Working data —

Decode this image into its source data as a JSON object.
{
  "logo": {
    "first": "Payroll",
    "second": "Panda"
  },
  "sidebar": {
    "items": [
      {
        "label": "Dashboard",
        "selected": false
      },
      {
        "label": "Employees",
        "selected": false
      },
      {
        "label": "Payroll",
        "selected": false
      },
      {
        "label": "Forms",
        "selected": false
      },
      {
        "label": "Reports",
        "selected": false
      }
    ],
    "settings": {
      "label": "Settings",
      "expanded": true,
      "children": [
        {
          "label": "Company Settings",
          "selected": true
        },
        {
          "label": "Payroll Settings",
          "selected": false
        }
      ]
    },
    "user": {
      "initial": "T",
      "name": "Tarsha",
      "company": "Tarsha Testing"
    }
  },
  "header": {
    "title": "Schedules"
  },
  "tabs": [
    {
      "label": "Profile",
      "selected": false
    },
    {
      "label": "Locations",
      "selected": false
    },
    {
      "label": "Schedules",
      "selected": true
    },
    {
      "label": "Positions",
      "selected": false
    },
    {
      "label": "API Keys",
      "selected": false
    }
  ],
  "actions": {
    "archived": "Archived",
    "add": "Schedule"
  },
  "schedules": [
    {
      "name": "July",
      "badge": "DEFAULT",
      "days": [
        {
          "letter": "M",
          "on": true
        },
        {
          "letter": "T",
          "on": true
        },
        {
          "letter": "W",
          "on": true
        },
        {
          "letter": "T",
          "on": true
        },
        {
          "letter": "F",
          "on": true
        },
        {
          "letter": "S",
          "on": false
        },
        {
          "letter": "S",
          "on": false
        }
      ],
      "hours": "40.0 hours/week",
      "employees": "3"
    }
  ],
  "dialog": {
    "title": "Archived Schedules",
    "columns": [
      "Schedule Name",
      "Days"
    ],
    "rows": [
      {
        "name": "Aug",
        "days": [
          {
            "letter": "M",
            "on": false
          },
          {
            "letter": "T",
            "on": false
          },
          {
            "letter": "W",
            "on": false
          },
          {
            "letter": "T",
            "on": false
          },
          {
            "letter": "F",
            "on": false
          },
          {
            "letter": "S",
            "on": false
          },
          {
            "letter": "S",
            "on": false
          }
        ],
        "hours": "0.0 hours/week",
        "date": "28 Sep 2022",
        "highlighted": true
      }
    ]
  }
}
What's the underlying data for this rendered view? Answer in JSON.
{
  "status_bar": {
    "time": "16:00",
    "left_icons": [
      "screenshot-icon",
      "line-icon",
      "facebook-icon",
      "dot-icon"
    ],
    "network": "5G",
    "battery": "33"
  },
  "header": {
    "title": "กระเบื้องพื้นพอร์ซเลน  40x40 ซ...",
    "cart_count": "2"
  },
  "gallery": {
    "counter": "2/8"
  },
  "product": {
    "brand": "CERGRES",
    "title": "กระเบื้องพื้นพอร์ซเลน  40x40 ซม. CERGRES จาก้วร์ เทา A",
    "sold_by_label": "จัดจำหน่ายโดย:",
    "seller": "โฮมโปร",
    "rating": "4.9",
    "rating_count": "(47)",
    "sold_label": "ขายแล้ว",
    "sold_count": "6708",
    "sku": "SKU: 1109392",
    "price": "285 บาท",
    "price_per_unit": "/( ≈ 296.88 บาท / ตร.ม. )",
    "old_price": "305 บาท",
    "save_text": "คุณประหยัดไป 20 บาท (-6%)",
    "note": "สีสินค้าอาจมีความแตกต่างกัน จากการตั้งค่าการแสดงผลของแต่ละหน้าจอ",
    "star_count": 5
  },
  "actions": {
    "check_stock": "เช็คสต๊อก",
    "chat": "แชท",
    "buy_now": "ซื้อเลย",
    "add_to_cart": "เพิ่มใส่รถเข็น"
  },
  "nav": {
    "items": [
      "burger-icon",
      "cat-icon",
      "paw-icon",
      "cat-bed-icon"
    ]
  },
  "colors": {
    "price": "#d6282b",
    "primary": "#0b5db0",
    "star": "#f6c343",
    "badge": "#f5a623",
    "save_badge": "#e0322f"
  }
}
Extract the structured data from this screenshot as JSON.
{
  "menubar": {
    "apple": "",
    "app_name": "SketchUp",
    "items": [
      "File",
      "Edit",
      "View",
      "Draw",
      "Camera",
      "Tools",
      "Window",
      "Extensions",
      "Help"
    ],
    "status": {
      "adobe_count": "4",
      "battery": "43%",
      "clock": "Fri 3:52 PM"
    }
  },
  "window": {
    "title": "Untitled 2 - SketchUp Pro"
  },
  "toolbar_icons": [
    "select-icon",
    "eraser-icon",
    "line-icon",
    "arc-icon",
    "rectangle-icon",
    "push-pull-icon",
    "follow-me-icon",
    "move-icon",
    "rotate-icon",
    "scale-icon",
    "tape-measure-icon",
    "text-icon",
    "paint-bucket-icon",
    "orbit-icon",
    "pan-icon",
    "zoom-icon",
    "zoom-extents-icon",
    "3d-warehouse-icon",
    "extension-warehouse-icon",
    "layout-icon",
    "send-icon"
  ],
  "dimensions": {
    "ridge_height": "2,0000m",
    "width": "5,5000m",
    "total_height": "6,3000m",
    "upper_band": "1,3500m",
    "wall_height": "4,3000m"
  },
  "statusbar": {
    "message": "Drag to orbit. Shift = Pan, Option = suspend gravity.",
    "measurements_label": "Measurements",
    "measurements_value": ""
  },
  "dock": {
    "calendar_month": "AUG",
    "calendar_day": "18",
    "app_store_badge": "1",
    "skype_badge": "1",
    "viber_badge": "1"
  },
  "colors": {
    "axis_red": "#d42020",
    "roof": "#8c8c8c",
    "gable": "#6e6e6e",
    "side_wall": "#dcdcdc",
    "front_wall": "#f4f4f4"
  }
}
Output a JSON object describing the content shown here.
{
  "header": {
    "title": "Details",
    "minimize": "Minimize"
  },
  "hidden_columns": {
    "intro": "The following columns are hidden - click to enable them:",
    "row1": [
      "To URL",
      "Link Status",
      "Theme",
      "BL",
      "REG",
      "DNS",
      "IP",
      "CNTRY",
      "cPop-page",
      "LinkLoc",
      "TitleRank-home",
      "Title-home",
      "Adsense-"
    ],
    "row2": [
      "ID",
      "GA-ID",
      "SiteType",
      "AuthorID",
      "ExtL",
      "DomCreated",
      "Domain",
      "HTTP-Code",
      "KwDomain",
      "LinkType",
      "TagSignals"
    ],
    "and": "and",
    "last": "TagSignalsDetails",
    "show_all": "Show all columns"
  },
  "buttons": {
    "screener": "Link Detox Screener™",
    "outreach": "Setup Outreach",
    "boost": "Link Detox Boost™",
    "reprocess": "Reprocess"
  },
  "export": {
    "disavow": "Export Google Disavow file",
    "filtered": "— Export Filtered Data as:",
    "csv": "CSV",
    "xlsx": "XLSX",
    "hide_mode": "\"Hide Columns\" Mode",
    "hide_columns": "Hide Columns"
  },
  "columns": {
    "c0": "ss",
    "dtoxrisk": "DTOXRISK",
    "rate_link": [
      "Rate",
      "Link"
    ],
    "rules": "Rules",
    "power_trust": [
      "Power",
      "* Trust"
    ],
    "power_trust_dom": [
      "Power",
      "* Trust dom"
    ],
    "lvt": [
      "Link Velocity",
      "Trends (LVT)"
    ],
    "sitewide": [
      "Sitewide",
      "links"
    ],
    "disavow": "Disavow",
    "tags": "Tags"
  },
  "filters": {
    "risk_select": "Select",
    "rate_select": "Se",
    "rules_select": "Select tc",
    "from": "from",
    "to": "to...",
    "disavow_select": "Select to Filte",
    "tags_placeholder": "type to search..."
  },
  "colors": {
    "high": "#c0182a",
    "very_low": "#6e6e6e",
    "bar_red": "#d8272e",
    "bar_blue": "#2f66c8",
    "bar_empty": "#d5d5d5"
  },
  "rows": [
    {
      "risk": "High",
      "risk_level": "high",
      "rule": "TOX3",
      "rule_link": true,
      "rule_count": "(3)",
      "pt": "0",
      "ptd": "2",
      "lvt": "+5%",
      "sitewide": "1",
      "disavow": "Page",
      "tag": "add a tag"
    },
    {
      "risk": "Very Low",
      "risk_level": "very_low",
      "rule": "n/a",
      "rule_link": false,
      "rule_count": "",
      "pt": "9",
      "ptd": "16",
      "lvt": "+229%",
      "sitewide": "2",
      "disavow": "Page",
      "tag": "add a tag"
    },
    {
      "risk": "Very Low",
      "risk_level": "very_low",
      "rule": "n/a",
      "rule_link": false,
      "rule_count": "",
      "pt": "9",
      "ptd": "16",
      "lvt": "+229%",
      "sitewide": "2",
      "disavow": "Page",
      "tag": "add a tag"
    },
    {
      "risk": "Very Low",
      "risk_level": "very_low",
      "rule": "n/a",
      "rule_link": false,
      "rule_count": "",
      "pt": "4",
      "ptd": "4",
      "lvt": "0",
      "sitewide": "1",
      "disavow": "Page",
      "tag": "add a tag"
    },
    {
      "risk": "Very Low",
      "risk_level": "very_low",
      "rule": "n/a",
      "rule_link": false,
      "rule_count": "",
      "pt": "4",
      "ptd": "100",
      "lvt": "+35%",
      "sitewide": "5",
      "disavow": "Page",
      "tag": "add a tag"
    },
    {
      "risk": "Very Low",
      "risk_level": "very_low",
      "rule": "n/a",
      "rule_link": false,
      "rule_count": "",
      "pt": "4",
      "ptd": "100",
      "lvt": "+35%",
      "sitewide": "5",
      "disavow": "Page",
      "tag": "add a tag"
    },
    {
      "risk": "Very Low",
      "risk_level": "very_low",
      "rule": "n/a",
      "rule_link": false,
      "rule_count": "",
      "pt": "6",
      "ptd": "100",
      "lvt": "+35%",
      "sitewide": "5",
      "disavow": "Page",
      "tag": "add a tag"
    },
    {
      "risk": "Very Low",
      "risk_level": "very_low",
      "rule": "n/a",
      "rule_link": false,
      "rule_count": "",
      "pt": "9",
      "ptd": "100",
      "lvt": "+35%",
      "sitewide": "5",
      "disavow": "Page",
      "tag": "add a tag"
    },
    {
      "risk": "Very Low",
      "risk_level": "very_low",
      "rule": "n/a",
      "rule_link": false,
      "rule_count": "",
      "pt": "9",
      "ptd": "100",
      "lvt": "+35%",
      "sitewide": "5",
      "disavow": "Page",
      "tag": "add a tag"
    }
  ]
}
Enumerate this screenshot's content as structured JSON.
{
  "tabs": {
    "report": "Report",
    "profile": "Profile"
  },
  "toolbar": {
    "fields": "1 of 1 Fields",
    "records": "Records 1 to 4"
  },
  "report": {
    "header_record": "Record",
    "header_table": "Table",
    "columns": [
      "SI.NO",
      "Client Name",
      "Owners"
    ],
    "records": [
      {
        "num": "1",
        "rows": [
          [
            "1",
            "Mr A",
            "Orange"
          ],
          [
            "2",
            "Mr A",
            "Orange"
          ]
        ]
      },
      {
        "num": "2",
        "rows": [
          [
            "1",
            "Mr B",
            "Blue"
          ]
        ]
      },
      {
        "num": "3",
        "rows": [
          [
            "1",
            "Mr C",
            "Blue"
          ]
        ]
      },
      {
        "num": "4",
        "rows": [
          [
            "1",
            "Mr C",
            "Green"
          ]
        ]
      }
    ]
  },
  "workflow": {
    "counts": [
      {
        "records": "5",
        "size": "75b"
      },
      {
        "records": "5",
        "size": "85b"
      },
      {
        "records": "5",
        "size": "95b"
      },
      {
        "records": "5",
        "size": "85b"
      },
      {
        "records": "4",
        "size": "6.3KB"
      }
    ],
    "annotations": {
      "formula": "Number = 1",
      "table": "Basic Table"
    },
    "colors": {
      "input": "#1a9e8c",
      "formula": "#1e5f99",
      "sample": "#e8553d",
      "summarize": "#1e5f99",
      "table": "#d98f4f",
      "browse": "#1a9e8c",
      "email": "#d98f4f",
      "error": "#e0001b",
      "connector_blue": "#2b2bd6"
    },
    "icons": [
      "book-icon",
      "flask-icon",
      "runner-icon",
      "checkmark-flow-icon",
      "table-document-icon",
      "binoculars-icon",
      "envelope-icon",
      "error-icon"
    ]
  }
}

Challenge —
Look through the listing above. Pick out each line with "CERGRES" and copy it.

Written solution —
    "brand": "CERGRES",
    "title": "กระเบื้องพื้นพอร์ซเลน  40x40 ซม. CERGRES จาก้วร์ เทา A",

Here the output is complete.